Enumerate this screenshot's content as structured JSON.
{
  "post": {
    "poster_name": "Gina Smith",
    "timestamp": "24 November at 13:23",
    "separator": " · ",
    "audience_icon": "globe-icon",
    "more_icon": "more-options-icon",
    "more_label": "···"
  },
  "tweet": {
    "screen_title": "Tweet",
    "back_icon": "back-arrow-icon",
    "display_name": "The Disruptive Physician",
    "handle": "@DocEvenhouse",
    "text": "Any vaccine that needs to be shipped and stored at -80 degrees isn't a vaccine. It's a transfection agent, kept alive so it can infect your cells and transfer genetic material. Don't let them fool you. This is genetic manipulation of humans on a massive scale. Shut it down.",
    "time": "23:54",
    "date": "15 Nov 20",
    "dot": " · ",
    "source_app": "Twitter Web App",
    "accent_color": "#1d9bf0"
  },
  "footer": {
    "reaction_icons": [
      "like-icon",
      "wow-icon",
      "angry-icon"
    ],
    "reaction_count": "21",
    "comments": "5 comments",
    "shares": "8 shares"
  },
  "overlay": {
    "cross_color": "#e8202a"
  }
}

···

Line by line, copy the records exactly.

Enumerate this screenshot's content as structured JSON.
{
  "post": {
    "poster_name": "Gina Smith",
    "timestamp": "24 November at 13:23",
    "separator": " · ",
    "audience_icon": "globe-icon",
    "more_icon": "more-options-icon",
    "more_label": "···"
  },
  "tweet": {
    "screen_title": "Tweet",
    "back_icon": "back-arrow-icon",
    "display_name": "The Disruptive Physician",
    "handle": "@DocEvenhouse",
    "text": "Any vaccine that needs to be shipped and stored at -80 degrees isn't a vaccine. It's a transfection agent, kept alive so it can infect your cells and transfer genetic material. Don't let them fool you. This is genetic manipulation of humans on a massive scale. Shut it down.",
    "time": "23:54",
    "date": "15 Nov 20",
    "dot": " · ",
    "source_app": "Twitter Web App",
    "accent_color": "#1d9bf0"
  },
  "footer": {
    "reaction_icons": [
      "like-icon",
      "wow-icon",
      "angry-icon"
    ],
    "reaction_count": "21",
    "comments": "5 comments",
    "shares": "8 shares"
  },
  "overlay": {
    "cross_color": "#e8202a"
  }
}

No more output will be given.